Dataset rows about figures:
-*-*-
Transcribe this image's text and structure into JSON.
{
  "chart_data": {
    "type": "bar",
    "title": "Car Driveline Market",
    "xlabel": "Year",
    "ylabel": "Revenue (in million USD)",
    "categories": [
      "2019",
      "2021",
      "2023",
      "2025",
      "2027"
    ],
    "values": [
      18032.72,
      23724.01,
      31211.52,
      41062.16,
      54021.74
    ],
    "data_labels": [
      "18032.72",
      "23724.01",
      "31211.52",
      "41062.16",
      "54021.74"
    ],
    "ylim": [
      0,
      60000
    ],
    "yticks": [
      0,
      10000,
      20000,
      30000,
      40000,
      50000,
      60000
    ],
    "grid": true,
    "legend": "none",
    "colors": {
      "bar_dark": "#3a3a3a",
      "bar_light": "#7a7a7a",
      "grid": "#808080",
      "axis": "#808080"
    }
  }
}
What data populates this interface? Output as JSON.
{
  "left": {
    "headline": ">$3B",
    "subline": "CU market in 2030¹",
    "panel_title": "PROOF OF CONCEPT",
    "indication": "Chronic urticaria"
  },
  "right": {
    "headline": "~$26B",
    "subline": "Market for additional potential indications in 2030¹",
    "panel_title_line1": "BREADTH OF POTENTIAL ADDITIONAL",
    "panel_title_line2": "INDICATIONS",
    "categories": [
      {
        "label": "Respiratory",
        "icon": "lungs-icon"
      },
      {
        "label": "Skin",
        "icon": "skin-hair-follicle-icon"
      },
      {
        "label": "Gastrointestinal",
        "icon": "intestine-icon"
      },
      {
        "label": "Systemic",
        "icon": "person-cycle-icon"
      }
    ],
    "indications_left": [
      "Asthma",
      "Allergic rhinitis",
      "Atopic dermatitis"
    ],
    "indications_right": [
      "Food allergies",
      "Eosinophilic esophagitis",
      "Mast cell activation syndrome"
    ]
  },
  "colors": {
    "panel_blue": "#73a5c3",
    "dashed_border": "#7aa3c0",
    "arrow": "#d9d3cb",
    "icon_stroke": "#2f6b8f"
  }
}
-*-*-
• [Aim]
List the lines of the entries that include "JSON".

• [Written response]
Transcribe this image's text and structure into JSON.
What data populates this interface? Output as JSON.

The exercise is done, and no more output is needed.